--- BEGIN ---

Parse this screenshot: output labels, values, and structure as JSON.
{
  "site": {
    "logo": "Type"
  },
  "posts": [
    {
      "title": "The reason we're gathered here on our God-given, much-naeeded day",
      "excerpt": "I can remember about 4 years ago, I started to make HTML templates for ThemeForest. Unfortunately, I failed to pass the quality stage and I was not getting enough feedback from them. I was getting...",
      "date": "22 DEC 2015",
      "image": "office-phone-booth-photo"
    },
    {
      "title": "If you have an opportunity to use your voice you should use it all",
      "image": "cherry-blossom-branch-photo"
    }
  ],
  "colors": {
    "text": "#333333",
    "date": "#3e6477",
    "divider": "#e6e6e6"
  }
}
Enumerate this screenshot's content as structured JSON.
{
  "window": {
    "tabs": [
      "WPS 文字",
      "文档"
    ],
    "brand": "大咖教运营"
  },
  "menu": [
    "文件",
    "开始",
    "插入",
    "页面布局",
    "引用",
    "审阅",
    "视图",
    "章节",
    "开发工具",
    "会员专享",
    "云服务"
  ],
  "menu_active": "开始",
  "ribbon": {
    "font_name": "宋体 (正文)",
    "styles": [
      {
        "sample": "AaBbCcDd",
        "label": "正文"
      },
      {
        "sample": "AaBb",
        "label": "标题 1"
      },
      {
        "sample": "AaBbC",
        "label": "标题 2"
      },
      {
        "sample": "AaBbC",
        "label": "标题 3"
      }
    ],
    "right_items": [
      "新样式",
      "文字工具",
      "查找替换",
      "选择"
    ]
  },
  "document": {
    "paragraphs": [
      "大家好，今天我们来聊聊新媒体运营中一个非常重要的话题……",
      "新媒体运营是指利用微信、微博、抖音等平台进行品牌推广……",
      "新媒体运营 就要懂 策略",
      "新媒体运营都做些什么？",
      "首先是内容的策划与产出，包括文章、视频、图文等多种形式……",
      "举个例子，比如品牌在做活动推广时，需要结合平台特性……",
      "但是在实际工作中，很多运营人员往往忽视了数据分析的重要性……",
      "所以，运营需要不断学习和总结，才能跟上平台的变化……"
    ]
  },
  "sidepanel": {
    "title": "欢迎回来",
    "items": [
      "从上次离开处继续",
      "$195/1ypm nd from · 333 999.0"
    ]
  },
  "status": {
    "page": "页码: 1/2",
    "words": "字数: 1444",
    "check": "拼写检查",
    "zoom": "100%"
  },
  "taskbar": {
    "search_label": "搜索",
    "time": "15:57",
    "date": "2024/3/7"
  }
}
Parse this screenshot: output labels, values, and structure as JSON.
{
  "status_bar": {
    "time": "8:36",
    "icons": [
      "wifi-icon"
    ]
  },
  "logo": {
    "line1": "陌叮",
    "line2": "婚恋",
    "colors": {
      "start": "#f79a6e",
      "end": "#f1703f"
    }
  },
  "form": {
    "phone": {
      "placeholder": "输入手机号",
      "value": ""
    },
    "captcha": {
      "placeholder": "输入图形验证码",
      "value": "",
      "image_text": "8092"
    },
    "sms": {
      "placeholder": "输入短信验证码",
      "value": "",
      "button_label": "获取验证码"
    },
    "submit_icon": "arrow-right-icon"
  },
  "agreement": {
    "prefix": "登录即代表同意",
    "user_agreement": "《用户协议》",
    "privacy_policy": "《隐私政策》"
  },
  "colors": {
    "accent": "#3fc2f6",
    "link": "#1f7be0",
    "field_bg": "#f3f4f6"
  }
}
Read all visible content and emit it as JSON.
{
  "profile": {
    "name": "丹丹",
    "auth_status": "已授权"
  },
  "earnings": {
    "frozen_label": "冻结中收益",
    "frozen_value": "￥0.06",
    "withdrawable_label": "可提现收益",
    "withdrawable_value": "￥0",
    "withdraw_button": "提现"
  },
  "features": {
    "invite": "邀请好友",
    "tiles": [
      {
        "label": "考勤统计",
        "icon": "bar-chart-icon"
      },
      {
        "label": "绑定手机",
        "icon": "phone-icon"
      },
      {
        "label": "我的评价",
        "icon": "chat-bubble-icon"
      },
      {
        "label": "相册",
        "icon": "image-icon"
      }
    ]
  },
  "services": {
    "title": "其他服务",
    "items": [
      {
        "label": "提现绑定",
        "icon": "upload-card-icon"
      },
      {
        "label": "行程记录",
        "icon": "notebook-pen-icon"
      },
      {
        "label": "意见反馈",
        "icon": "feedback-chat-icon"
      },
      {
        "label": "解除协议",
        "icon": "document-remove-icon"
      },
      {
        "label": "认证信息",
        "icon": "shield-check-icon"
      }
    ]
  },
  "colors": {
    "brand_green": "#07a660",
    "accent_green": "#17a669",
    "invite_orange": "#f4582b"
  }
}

--- END ---

* _Stated task_:
Return every line of the preceding records in which the word "chat" appears.

* _Exercise solution_:
        "icon": "chat-bubble-icon"
        "icon": "feedback-chat-icon"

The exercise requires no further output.